(Direction): Copy every record below exactly as written, but leave out the pictures.

________

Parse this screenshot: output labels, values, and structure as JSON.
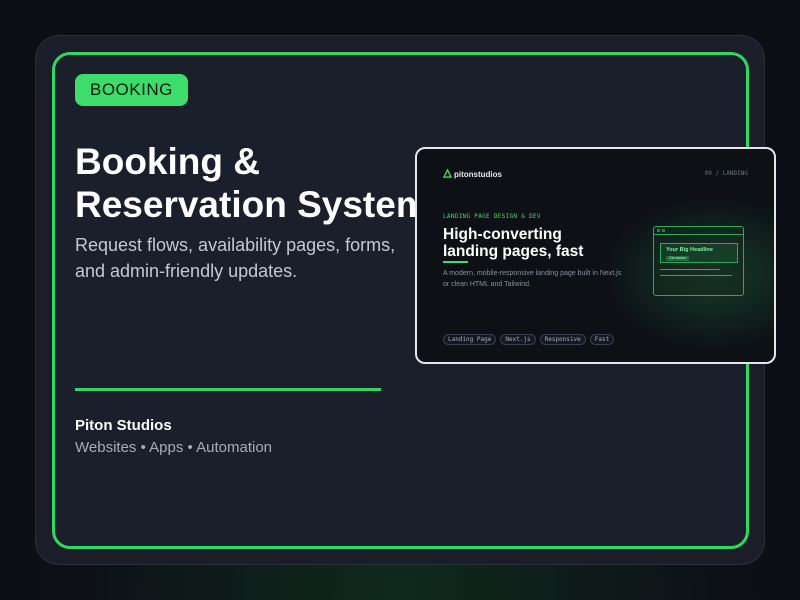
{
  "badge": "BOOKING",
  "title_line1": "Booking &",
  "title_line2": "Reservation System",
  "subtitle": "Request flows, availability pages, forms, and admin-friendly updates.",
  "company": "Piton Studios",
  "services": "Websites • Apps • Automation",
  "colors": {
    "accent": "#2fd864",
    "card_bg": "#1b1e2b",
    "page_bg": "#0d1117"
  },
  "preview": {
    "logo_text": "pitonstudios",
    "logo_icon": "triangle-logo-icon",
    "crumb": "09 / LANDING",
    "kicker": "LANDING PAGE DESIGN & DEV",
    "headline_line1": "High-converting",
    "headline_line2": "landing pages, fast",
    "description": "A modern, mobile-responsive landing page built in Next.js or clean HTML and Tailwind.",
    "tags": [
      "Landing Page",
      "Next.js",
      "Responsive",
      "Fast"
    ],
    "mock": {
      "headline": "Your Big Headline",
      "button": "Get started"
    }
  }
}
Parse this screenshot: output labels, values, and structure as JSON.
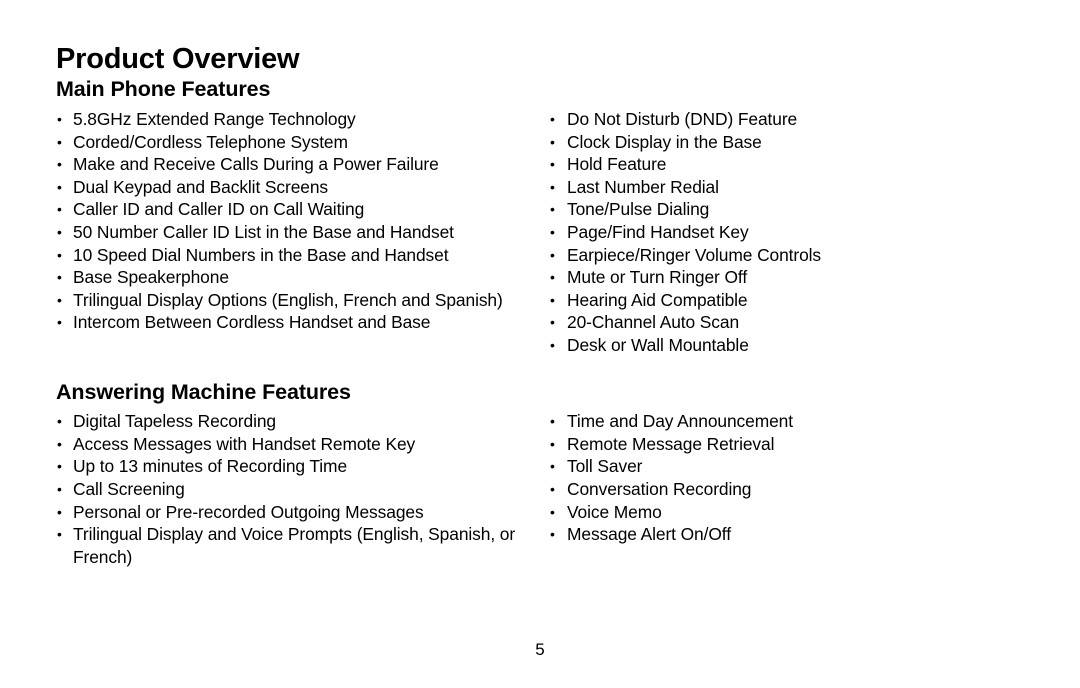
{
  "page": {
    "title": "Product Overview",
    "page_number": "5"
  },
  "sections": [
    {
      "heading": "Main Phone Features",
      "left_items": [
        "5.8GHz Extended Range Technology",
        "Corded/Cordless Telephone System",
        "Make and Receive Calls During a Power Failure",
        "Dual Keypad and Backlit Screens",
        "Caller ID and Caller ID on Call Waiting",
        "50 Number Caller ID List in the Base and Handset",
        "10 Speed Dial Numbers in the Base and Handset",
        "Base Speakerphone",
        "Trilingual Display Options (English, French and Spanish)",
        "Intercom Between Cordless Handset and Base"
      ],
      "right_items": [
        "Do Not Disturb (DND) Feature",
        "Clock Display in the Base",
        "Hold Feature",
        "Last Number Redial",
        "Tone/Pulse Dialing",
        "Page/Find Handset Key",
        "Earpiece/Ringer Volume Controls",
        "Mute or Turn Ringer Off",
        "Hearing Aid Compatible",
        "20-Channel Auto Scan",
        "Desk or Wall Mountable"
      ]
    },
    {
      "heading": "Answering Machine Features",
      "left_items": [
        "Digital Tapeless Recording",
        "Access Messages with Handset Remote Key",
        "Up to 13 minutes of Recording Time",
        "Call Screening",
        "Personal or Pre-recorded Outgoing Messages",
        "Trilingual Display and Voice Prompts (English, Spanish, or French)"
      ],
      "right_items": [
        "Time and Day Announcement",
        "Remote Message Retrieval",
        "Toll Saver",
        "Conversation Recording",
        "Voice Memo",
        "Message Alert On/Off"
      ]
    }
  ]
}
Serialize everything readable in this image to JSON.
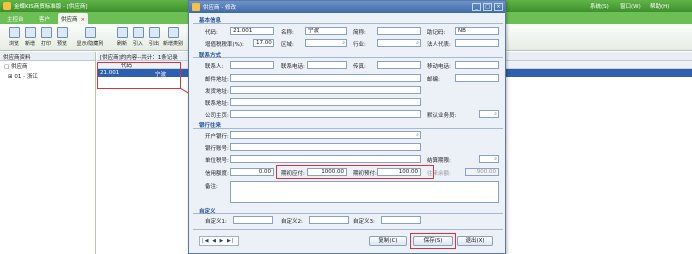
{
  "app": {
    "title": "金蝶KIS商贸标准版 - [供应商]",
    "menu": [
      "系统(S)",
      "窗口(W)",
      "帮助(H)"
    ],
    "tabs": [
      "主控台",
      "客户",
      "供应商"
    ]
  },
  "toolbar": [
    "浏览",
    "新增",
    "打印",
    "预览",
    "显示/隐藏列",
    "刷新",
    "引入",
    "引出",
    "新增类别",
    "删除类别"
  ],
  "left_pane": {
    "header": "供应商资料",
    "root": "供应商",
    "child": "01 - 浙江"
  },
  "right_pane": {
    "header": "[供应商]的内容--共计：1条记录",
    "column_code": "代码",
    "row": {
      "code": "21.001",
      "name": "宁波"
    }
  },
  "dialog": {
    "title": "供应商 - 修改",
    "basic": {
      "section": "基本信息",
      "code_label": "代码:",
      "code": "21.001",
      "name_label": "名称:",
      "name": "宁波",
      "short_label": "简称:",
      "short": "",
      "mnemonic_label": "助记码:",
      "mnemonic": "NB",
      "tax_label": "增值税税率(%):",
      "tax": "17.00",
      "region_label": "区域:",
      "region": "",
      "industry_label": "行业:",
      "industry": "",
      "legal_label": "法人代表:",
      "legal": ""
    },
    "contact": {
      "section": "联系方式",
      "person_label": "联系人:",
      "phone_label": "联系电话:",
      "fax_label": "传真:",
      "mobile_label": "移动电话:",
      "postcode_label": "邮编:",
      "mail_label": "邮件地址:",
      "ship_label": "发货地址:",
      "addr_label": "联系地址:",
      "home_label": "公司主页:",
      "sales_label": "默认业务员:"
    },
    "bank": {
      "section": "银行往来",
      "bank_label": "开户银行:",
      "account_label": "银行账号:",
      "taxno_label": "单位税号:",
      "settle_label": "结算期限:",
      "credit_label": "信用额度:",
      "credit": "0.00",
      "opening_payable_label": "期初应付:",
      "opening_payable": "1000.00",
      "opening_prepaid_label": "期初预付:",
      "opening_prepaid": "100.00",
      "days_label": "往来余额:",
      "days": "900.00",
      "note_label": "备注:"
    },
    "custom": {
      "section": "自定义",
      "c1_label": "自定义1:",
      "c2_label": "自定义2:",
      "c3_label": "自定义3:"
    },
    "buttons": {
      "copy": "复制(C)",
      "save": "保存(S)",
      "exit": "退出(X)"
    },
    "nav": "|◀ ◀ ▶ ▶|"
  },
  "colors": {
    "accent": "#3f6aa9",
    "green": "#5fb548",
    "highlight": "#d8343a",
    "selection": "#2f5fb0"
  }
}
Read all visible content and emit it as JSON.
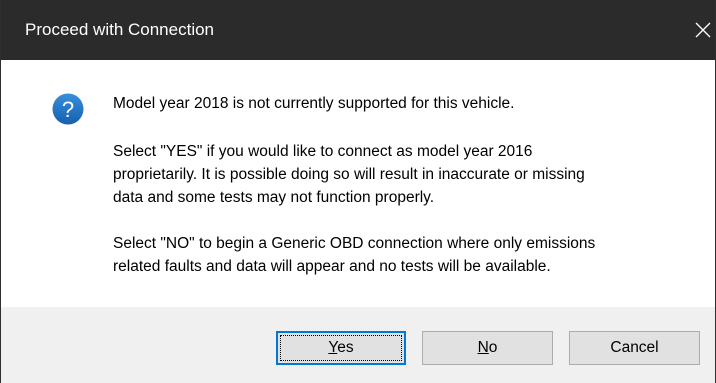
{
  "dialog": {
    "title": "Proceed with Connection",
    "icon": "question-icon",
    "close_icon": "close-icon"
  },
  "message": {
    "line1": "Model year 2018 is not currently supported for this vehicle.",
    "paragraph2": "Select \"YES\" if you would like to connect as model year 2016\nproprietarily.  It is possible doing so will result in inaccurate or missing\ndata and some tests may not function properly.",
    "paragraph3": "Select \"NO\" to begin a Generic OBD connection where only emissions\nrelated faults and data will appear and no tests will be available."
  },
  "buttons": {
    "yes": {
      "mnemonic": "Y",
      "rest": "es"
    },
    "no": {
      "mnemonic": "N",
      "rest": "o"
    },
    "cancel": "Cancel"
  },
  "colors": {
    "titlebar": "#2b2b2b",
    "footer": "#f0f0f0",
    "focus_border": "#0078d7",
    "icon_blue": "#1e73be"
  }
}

________

(Response to the exercise):
Parse this screenshot: output labels, values, and structure as JSON.
{
  "badge": "BOOKING",
  "title_line1": "Booking &",
  "title_line2": "Reservation System",
  "subtitle": "Request flows, availability pages, forms, and admin-friendly updates.",
  "company": "Piton Studios",
  "services": "Websites • Apps • Automation",
  "colors": {
    "accent": "#2fd864",
    "card_bg": "#1b1e2b",
    "page_bg": "#0d1117"
  },
  "preview": {
    "logo_text": "pitonstudios",
    "logo_icon": "triangle-logo-icon",
    "crumb": "09 / LANDING",
    "kicker": "LANDING PAGE DESIGN & DEV",
    "headline_line1": "High-converting",
    "headline_line2": "landing pages, fast",
    "description": "A modern, mobile-responsive landing page built in Next.js or clean HTML and Tailwind.",
    "tags": [
      "Landing Page",
      "Next.js",
      "Responsive",
      "Fast"
    ],
    "mock": {
      "headline": "Your Big Headline",
      "button": "Get started"
    }
  }
}
Parse this screenshot: output labels, values, and structure as JSON.
{
  "page": {
    "title": "Product Overview",
    "page_number": "5"
  },
  "sections": [
    {
      "heading": "Main Phone Features",
      "left_items": [
        "5.8GHz Extended Range Technology",
        "Corded/Cordless Telephone System",
        "Make and Receive Calls During a Power Failure",
        "Dual Keypad and Backlit Screens",
        "Caller ID and Caller ID on Call Waiting",
        "50 Number Caller ID List in the Base and Handset",
        "10 Speed Dial Numbers in the Base and Handset",
        "Base Speakerphone",
        "Trilingual Display Options (English, French and Spanish)",
        "Intercom Between Cordless Handset and Base"
      ],
      "right_items": [
        "Do Not Disturb (DND) Feature",
        "Clock Display in the Base",
        "Hold Feature",
        "Last Number Redial",
        "Tone/Pulse Dialing",
        "Page/Find Handset Key",
        "Earpiece/Ringer Volume Controls",
        "Mute or Turn Ringer Off",
        "Hearing Aid Compatible",
        "20-Channel Auto Scan",
        "Desk or Wall Mountable"
      ]
    },
    {
      "heading": "Answering Machine Features",
      "left_items": [
        "Digital Tapeless Recording",
        "Access Messages with Handset Remote Key",
        "Up to 13 minutes of Recording Time",
        "Call Screening",
        "Personal or Pre-recorded Outgoing Messages",
        "Trilingual Display and Voice Prompts (English, Spanish, or French)"
      ],
      "right_items": [
        "Time and Day Announcement",
        "Remote Message Retrieval",
        "Toll Saver",
        "Conversation Recording",
        "Voice Memo",
        "Message Alert On/Off"
      ]
    }
  ]
}
Serialize everything readable in this image to JSON.
{
  "app": {
    "title": "金蝶KIS商贸标准版 - [供应商]",
    "menu": [
      "系统(S)",
      "窗口(W)",
      "帮助(H)"
    ],
    "tabs": [
      "主控台",
      "客户",
      "供应商"
    ]
  },
  "toolbar": [
    "浏览",
    "新增",
    "打印",
    "预览",
    "显示/隐藏列",
    "刷新",
    "引入",
    "引出",
    "新增类别",
    "删除类别"
  ],
  "left_pane": {
    "header": "供应商资料",
    "root": "供应商",
    "child": "01 - 浙江"
  },
  "right_pane": {
    "header": "[供应商]的内容--共计：1条记录",
    "column_code": "代码",
    "row": {
      "code": "21.001",
      "name": "宁波"
    }
  },
  "dialog": {
    "title": "供应商 - 修改",
    "basic": {
      "section": "基本信息",
      "code_label": "代码:",
      "code": "21.001",
      "name_label": "名称:",
      "name": "宁波",
      "short_label": "简称:",
      "short": "",
      "mnemonic_label": "助记码:",
      "mnemonic": "NB",
      "tax_label": "增值税税率(%):",
      "tax": "17.00",
      "region_label": "区域:",
      "region": "",
      "industry_label": "行业:",
      "industry": "",
      "legal_label": "法人代表:",
      "legal": ""
    },
    "contact": {
      "section": "联系方式",
      "person_label": "联系人:",
      "phone_label": "联系电话:",
      "fax_label": "传真:",
      "mobile_label": "移动电话:",
      "postcode_label": "邮编:",
      "mail_label": "邮件地址:",
      "ship_label": "发货地址:",
      "addr_label": "联系地址:",
      "home_label": "公司主页:",
      "sales_label": "默认业务员:"
    },
    "bank": {
      "section": "银行往来",
      "bank_label": "开户银行:",
      "account_label": "银行账号:",
      "taxno_label": "单位税号:",
      "settle_label": "结算期限:",
      "credit_label": "信用额度:",
      "credit": "0.00",
      "opening_payable_label": "期初应付:",
      "opening_payable": "1000.00",
      "opening_prepaid_label": "期初预付:",
      "opening_prepaid": "100.00",
      "days_label": "往来余额:",
      "days": "900.00",
      "note_label": "备注:"
    },
    "custom": {
      "section": "自定义",
      "c1_label": "自定义1:",
      "c2_label": "自定义2:",
      "c3_label": "自定义3:"
    },
    "buttons": {
      "copy": "复制(C)",
      "save": "保存(S)",
      "exit": "退出(X)"
    },
    "nav": "|◀ ◀ ▶ ▶|"
  },
  "colors": {
    "accent": "#3f6aa9",
    "green": "#5fb548",
    "highlight": "#d8343a",
    "selection": "#2f5fb0"
  }
}
Read all visible content and emit it as JSON.
{
  "dialog": {
    "title": "Proceed with Connection",
    "icon": "question-icon",
    "close_icon": "close-icon"
  },
  "message": {
    "line1": "Model year 2018 is not currently supported for this vehicle.",
    "paragraph2": "Select \"YES\" if you would like to connect as model year 2016\nproprietarily.  It is possible doing so will result in inaccurate or missing\ndata and some tests may not function properly.",
    "paragraph3": "Select \"NO\" to begin a Generic OBD connection where only emissions\nrelated faults and data will appear and no tests will be available."
  },
  "buttons": {
    "yes": {
      "mnemonic": "Y",
      "rest": "es"
    },
    "no": {
      "mnemonic": "N",
      "rest": "o"
    },
    "cancel": "Cancel"
  },
  "colors": {
    "titlebar": "#2b2b2b",
    "footer": "#f0f0f0",
    "focus_border": "#0078d7",
    "icon_blue": "#1e73be"
  }
}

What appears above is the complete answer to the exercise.